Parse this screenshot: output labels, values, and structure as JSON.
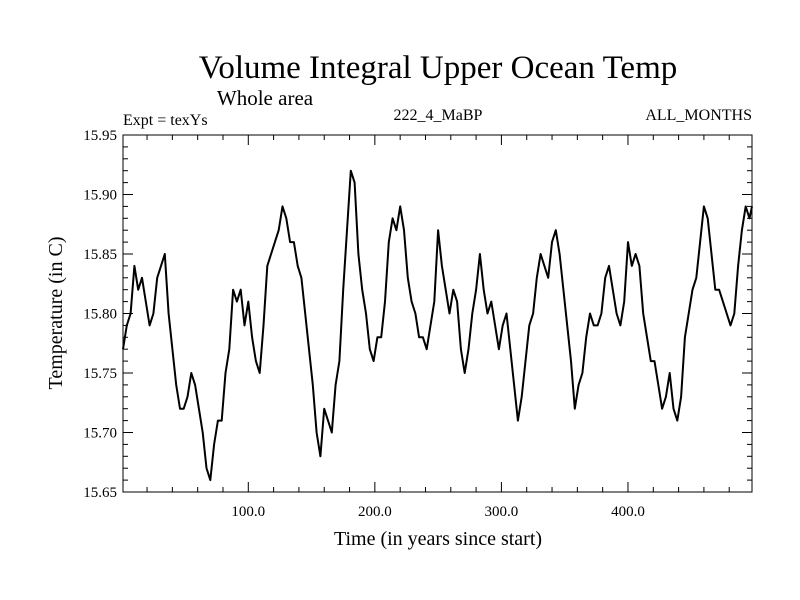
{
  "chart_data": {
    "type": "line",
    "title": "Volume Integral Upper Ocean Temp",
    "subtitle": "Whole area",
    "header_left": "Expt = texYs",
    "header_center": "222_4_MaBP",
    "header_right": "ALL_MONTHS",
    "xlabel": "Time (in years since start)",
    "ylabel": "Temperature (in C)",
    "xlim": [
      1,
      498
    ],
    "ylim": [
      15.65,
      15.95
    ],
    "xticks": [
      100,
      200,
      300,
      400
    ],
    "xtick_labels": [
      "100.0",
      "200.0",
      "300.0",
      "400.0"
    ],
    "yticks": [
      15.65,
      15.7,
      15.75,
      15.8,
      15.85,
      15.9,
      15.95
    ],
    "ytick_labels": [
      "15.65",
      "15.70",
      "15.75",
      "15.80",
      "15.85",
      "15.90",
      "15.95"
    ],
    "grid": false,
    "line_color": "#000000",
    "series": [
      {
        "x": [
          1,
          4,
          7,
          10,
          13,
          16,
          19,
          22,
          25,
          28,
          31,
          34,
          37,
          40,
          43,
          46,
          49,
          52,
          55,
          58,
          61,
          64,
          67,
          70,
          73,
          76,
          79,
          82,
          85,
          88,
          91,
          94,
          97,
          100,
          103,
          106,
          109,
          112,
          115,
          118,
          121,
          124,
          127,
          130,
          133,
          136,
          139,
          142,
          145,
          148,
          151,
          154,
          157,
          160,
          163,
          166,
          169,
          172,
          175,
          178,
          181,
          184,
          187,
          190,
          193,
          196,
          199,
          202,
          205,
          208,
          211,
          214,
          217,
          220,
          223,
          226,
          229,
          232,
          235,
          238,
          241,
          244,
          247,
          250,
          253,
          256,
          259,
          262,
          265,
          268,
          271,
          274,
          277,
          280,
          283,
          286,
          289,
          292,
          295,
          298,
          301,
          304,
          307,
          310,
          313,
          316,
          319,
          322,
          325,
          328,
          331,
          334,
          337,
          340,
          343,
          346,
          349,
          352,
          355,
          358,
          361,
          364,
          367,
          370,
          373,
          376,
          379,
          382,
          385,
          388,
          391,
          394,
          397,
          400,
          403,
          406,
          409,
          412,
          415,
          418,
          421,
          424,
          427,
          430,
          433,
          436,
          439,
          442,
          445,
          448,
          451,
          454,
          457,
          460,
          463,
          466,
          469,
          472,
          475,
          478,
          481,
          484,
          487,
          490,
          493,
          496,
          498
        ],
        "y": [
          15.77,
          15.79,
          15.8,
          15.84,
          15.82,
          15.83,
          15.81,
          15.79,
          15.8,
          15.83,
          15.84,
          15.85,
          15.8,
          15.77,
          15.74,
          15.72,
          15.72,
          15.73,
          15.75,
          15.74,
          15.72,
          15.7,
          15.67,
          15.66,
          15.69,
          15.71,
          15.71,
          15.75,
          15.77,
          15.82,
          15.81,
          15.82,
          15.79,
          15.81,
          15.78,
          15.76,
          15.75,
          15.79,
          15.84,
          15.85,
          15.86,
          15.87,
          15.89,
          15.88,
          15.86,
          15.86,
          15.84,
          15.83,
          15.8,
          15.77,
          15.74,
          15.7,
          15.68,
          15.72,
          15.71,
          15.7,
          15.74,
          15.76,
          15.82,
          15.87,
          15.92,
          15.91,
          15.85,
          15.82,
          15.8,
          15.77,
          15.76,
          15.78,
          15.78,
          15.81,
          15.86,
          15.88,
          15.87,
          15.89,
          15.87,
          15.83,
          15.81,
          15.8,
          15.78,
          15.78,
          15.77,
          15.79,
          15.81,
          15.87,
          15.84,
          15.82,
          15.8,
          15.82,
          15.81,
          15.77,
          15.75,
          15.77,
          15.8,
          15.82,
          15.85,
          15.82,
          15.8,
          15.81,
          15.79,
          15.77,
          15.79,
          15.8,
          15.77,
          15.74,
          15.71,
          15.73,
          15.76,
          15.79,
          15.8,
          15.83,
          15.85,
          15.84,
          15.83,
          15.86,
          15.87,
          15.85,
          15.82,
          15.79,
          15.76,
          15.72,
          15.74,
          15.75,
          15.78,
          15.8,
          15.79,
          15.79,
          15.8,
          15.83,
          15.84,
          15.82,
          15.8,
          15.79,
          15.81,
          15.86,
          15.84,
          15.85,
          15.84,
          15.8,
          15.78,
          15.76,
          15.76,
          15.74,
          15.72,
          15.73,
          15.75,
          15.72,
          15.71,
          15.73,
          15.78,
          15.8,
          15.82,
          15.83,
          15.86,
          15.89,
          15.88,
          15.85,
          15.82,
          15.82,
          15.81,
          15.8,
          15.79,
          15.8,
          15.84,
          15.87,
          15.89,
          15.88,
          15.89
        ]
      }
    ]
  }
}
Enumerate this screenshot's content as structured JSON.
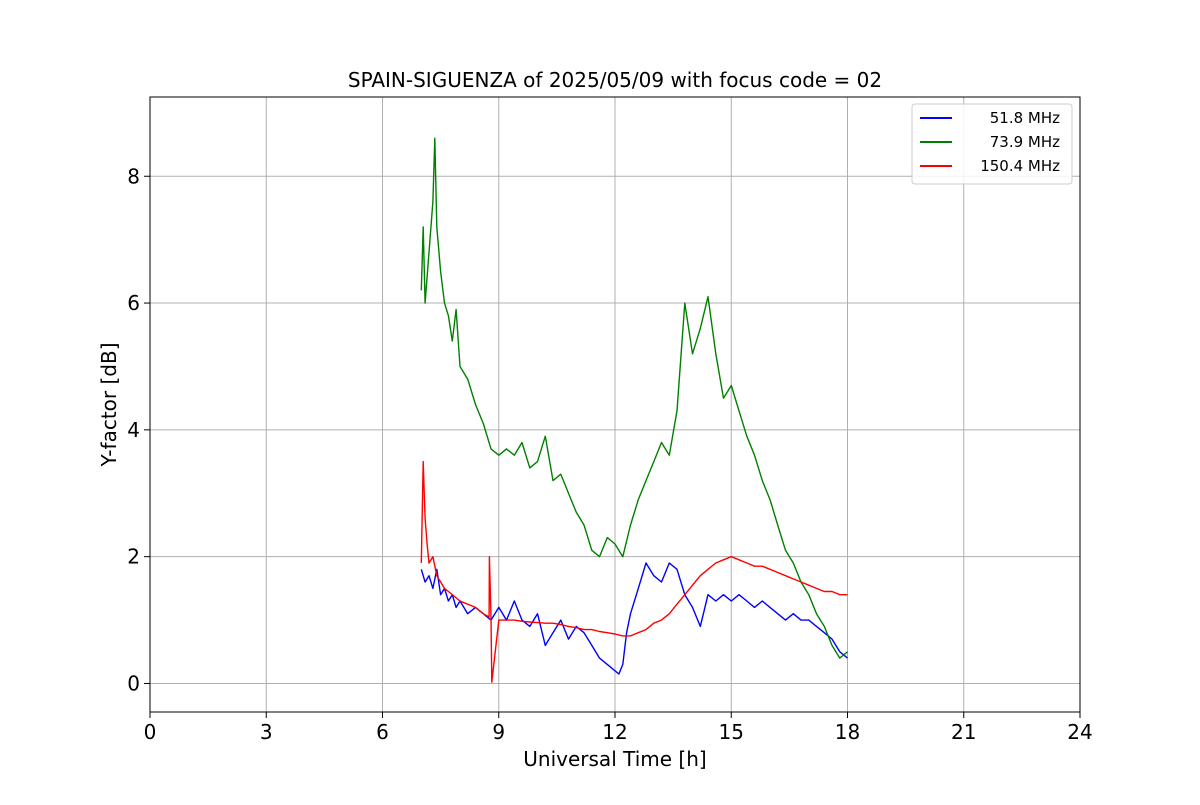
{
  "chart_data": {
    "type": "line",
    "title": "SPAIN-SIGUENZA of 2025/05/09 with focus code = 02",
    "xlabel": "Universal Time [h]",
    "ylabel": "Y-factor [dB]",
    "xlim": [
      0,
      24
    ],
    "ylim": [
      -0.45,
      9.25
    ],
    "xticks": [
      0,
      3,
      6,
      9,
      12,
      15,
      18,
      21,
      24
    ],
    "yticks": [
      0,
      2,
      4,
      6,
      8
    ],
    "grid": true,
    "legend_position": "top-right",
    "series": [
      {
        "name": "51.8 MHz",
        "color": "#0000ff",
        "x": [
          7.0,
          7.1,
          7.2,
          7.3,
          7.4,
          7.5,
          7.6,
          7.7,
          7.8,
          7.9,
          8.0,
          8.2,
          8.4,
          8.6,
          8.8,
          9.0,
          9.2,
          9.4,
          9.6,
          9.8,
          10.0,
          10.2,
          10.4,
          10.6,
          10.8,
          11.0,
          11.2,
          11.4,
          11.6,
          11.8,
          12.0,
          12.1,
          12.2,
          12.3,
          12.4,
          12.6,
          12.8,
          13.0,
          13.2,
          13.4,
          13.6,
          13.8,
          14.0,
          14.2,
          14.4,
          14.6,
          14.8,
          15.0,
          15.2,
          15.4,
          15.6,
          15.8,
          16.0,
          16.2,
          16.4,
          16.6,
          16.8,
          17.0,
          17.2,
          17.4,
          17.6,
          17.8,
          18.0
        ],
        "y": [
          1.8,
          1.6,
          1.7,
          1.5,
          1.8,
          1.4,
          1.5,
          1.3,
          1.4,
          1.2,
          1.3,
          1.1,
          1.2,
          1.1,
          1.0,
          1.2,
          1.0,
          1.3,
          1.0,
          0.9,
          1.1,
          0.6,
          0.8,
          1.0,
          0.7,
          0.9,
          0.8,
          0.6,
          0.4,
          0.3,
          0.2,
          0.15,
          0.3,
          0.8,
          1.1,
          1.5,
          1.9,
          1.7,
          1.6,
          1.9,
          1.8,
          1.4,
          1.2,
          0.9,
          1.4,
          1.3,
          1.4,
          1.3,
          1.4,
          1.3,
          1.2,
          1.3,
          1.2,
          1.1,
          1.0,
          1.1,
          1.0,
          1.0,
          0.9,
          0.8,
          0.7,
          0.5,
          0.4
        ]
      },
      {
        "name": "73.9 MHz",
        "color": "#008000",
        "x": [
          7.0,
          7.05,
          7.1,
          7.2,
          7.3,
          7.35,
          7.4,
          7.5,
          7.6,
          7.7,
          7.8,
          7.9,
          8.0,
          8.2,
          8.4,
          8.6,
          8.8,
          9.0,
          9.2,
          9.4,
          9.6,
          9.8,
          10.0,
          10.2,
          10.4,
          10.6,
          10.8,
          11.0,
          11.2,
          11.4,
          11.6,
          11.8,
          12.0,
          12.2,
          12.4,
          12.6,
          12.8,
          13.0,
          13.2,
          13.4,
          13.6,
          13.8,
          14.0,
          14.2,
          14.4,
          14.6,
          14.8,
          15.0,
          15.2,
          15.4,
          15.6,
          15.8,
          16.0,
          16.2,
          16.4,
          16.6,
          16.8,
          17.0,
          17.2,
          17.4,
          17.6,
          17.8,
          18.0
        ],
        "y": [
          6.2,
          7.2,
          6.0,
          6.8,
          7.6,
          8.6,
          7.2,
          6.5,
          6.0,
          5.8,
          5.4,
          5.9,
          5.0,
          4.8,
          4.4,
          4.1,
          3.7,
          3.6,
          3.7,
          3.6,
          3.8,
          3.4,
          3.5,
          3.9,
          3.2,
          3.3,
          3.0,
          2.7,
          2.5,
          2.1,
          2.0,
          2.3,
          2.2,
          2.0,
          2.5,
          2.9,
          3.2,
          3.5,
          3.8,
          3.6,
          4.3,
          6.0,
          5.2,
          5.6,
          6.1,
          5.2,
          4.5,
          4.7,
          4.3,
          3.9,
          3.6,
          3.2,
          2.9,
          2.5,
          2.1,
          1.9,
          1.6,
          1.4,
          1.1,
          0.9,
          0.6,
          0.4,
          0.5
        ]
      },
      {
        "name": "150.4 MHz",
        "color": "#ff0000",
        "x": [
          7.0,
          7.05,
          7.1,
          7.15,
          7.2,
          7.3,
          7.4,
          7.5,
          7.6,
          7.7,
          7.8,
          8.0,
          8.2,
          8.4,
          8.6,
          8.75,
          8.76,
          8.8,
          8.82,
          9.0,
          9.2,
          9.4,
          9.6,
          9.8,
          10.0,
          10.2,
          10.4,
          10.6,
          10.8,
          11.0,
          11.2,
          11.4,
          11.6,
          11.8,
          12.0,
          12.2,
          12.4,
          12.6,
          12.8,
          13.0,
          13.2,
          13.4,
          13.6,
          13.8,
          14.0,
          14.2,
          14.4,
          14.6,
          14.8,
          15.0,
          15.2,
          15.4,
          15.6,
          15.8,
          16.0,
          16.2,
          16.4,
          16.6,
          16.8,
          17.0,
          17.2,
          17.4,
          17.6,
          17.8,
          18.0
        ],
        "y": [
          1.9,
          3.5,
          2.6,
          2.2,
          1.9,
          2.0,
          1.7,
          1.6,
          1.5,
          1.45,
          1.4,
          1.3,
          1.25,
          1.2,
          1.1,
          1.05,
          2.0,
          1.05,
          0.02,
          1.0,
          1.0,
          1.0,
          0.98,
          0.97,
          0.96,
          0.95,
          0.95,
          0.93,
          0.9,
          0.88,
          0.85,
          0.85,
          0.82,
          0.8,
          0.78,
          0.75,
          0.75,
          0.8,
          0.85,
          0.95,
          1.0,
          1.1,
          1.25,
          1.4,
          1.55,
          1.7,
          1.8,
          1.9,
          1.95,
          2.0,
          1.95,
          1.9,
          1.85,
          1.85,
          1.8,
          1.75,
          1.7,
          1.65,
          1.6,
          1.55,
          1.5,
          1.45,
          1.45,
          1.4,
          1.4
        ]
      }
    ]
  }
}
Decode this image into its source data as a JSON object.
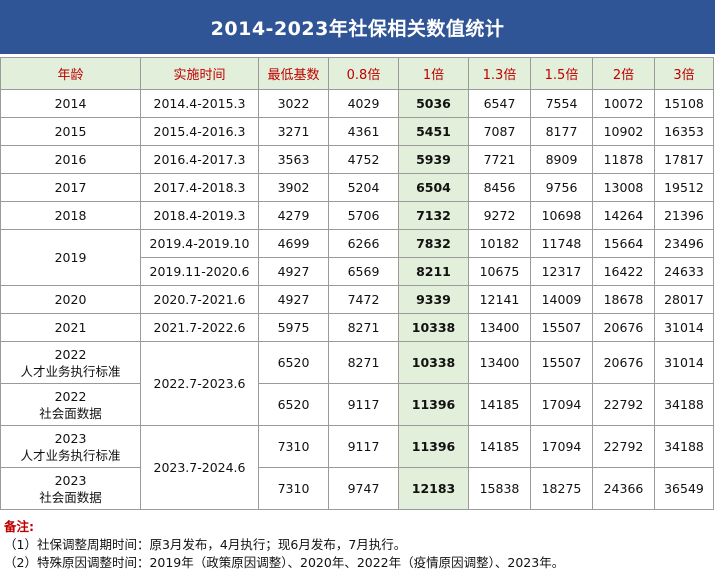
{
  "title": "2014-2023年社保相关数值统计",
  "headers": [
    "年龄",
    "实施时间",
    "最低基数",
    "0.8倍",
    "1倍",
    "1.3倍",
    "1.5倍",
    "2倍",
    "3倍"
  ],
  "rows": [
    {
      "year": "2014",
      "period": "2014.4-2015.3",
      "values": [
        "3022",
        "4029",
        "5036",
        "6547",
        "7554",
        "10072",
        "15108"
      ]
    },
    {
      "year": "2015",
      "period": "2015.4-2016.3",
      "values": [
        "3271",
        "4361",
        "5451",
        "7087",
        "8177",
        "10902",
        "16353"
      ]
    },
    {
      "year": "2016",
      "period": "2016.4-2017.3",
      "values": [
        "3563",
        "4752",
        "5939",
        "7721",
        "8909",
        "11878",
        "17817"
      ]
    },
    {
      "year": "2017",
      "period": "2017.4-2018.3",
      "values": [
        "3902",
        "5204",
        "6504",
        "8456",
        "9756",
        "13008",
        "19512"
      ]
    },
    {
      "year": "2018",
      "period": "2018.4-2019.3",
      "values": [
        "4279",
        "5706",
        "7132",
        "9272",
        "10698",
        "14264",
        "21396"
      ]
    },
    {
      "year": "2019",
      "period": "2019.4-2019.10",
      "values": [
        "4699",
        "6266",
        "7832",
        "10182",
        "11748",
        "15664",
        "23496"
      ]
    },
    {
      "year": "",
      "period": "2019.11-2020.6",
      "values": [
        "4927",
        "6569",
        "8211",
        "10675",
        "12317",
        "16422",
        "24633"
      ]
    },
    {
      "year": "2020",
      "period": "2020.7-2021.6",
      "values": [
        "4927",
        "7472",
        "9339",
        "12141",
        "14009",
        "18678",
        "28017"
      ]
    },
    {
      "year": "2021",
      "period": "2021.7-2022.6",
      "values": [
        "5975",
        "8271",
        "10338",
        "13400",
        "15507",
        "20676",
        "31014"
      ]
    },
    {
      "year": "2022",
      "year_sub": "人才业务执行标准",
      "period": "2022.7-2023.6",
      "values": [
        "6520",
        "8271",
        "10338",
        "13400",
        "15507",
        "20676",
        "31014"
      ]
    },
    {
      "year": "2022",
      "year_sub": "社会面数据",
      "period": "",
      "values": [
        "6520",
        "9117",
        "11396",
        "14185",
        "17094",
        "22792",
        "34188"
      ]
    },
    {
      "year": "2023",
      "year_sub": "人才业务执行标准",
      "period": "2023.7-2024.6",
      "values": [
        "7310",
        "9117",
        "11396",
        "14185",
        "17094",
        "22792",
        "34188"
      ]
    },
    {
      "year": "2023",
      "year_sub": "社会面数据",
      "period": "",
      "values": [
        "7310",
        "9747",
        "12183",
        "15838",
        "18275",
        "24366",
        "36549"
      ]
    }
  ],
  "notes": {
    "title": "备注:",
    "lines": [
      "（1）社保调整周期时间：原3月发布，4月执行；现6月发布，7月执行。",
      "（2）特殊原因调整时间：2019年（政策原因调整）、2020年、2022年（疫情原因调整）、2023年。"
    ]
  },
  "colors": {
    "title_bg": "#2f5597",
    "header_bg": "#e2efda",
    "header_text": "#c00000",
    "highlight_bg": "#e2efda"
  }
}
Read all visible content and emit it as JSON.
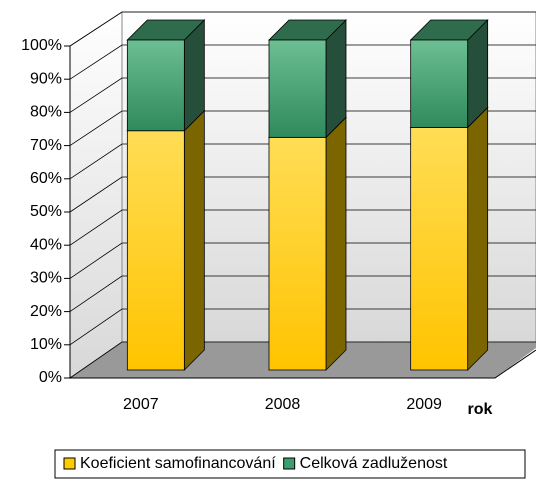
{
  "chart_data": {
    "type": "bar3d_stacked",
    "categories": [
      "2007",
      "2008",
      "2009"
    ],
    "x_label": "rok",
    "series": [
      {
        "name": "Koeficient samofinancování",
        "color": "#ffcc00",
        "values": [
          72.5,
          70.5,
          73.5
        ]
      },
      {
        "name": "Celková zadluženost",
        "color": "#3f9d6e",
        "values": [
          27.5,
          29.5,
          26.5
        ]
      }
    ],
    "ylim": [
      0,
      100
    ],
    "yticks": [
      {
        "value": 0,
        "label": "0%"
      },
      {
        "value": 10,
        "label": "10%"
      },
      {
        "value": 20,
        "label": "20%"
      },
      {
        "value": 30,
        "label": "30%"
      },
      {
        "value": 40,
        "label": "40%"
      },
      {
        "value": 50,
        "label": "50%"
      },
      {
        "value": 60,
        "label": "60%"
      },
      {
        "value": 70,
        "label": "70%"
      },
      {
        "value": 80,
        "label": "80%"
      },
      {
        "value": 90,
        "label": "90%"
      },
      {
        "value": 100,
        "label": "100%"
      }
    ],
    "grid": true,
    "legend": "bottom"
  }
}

_ _ _ _

> Stated problem: Show all lines from the listing above in which "name" appears.

> Final result:
        "name": "51.8 MHz",
        "name": "73.9 MHz",
        "name": "150.4 MHz",
        "name": "Koeficient samofinancování",
        "name": "Celková zadluženost",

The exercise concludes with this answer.